» OBJECTIVE:
Read the material below. Count the lines containing "this" and give that count alone.

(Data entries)
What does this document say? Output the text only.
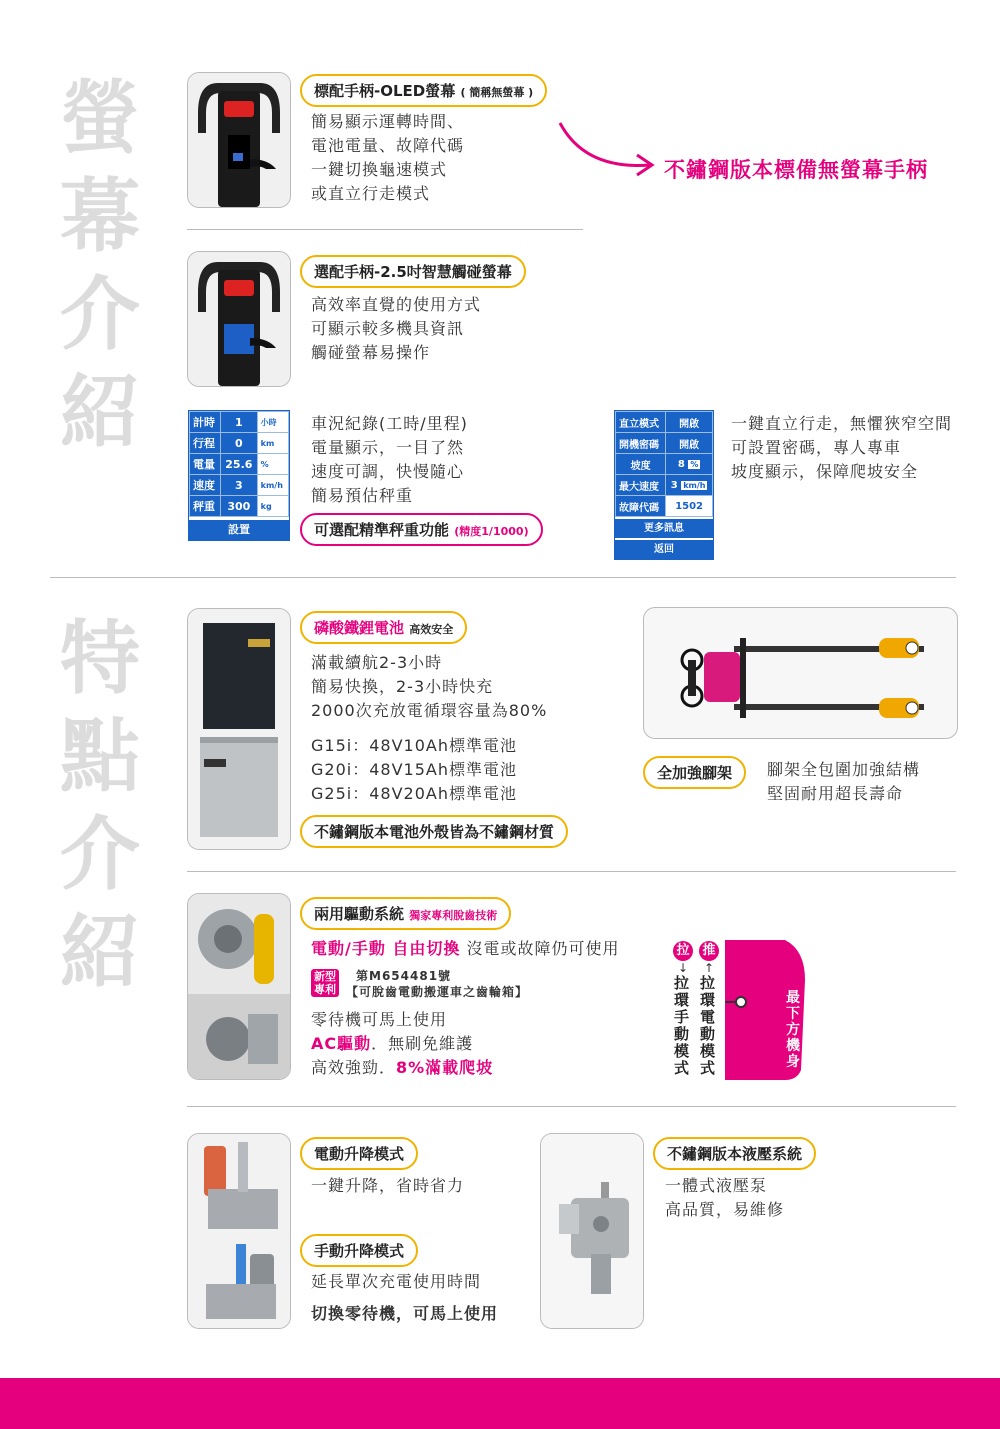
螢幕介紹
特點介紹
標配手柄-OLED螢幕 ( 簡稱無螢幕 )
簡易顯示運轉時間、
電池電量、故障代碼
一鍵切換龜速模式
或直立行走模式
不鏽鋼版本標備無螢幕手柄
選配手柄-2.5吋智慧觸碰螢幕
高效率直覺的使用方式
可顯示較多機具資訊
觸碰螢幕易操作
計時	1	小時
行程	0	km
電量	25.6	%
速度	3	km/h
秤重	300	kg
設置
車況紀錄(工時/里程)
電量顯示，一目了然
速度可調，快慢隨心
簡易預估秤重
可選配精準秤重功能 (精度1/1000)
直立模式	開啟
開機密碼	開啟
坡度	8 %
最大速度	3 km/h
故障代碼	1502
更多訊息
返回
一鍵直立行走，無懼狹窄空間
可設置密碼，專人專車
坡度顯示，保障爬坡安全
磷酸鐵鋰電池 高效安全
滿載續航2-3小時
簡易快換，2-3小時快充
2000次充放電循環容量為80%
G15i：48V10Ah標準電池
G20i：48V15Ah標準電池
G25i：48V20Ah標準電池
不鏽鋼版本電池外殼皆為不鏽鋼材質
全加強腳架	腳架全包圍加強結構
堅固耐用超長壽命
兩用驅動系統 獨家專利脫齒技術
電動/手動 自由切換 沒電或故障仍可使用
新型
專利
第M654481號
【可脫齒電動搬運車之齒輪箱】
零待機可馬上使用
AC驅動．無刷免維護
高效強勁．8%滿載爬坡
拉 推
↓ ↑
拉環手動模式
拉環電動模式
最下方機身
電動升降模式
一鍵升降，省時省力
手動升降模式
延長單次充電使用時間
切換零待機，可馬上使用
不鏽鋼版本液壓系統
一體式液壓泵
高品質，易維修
---
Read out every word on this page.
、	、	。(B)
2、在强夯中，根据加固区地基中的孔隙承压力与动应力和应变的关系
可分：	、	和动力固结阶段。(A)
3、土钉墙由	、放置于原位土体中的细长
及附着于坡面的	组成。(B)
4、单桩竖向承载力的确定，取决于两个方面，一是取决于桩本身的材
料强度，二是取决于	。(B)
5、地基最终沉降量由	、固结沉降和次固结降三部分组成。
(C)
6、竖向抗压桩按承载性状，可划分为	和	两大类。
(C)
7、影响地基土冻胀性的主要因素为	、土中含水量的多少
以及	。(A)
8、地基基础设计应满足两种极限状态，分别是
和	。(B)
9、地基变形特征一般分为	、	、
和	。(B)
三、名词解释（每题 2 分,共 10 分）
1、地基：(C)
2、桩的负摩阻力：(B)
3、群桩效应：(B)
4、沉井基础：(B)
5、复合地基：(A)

» RESULT OF THE EXERCISE:
2